Directive: Go through the listing below and list every line with "industry".

Excerpted records:
○ ○ ○ ○
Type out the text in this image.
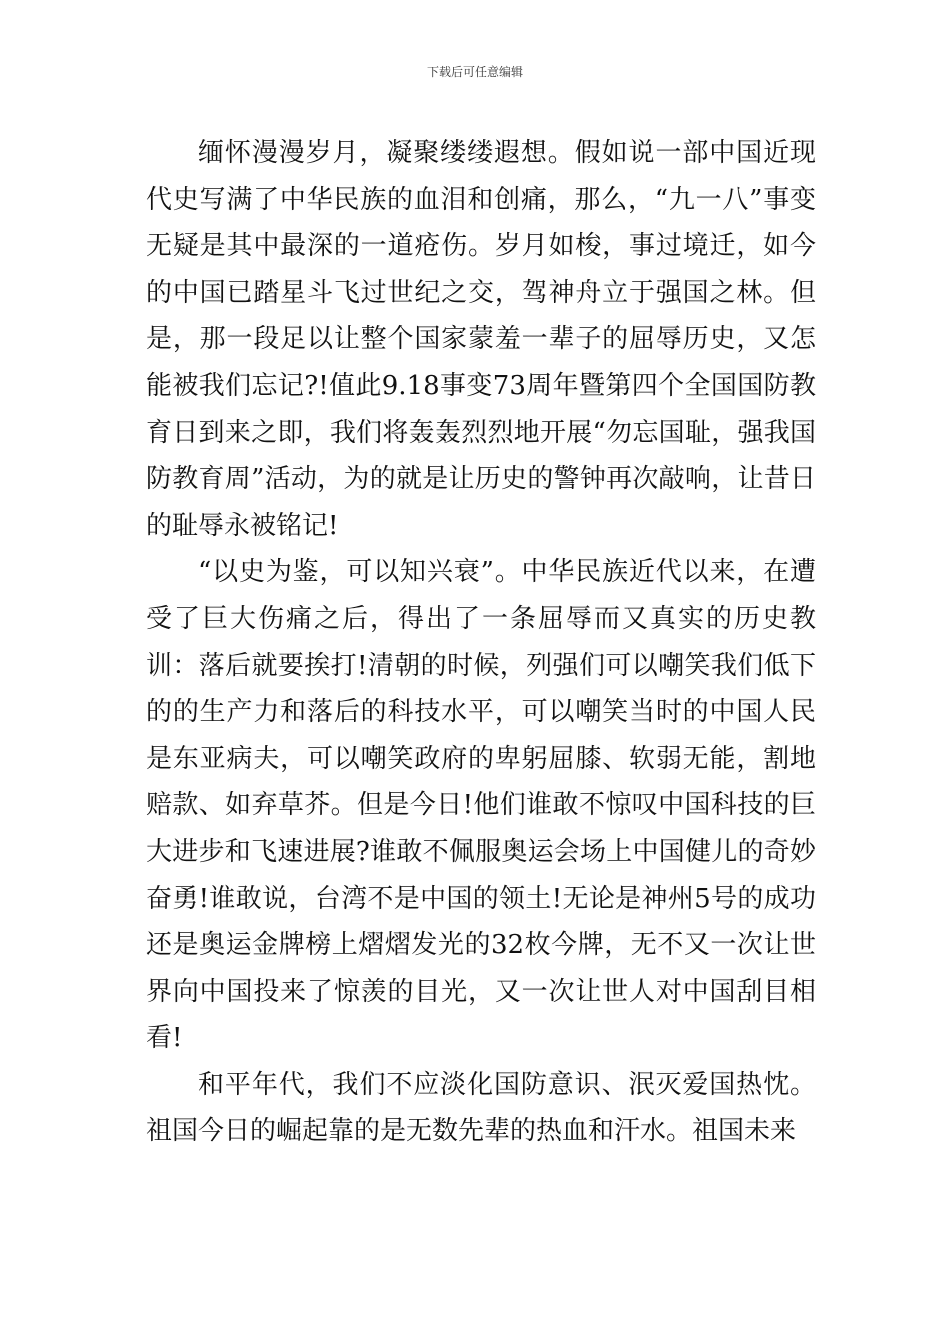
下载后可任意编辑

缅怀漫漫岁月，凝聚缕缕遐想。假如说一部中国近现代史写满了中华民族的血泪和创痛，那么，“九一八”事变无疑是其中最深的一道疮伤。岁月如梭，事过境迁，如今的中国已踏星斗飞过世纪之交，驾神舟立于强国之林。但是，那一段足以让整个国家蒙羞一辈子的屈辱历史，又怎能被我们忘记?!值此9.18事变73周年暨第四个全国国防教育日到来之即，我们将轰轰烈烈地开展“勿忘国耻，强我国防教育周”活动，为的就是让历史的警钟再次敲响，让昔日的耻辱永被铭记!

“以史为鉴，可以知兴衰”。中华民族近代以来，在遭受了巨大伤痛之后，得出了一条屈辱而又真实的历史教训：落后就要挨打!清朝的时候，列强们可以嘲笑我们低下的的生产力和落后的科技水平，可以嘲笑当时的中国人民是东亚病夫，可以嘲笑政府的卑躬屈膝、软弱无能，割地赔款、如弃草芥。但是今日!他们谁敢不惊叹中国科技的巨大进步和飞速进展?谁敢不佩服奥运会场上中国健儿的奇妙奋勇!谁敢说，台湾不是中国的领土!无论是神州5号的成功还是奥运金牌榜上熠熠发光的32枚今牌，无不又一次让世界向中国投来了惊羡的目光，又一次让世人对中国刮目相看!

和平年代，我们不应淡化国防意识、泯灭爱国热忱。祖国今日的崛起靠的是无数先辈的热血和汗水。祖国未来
○ ○ ○ ○
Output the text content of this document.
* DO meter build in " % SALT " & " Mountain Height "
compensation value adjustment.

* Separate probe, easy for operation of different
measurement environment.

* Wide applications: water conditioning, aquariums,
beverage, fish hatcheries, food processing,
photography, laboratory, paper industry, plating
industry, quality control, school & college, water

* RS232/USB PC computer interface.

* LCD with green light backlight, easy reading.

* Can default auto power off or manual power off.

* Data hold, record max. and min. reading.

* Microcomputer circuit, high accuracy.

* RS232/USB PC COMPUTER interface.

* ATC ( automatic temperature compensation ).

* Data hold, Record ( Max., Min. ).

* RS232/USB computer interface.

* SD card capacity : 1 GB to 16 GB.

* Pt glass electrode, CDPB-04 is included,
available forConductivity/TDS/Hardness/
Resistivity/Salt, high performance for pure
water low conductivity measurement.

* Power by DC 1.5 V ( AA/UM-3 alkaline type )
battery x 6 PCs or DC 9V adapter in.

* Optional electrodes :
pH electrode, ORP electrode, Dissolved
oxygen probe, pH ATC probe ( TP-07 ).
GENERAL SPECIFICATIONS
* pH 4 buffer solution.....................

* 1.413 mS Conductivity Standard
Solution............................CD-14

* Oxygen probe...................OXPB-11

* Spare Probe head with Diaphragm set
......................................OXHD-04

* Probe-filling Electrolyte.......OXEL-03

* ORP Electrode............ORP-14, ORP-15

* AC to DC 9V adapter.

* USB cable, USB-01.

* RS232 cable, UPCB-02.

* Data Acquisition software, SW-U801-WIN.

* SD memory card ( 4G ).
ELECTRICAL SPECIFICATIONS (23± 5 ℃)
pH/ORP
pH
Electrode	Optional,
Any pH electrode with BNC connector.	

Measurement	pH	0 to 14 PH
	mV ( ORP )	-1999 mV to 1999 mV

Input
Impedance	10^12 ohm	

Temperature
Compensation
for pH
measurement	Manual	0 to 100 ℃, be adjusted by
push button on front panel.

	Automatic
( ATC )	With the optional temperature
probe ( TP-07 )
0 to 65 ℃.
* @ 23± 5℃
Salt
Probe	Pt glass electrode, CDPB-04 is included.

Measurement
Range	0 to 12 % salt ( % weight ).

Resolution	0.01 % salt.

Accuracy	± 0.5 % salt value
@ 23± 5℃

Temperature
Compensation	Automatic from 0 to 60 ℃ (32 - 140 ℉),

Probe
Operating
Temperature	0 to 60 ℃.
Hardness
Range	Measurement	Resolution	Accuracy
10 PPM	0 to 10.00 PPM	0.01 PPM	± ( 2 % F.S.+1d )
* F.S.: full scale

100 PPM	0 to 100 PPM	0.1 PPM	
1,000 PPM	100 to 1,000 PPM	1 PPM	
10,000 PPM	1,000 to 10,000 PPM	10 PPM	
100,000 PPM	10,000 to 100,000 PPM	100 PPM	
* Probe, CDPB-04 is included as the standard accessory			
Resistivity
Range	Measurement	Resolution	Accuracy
○ ○ ○ ○
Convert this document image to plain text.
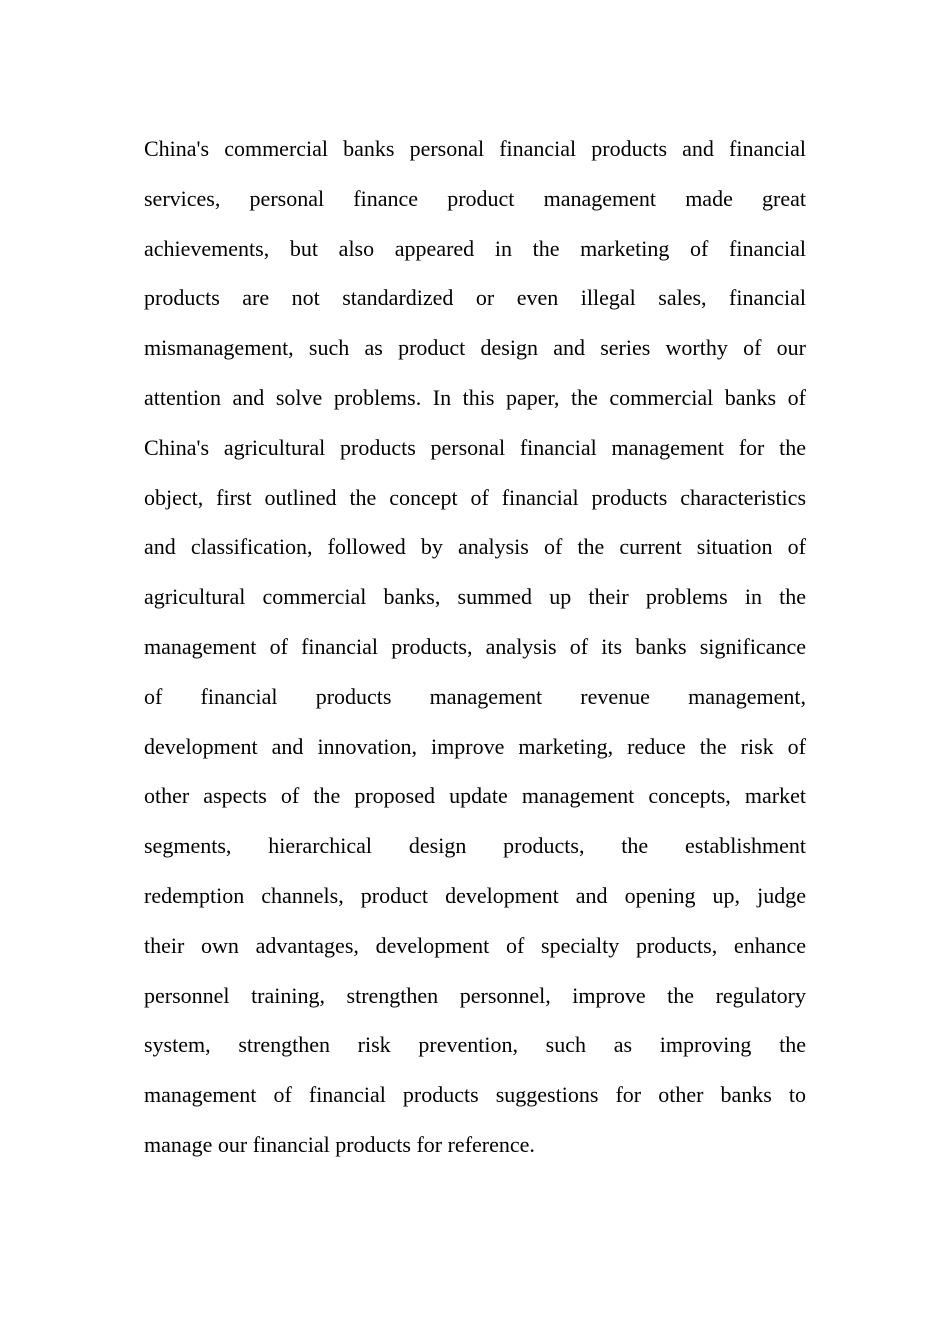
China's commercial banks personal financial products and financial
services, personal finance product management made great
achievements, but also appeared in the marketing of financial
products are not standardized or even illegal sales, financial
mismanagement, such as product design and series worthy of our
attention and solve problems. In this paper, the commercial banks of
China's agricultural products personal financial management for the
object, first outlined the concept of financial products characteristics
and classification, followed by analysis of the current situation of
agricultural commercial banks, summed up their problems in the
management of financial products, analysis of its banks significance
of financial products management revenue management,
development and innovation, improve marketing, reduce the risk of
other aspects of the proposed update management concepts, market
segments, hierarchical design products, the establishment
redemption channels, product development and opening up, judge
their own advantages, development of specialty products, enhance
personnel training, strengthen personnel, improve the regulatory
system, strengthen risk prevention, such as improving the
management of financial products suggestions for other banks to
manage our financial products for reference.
○ ○ ○ ○
Result:
photography, laboratory, paper industry, plating
industry, quality control, school & college, water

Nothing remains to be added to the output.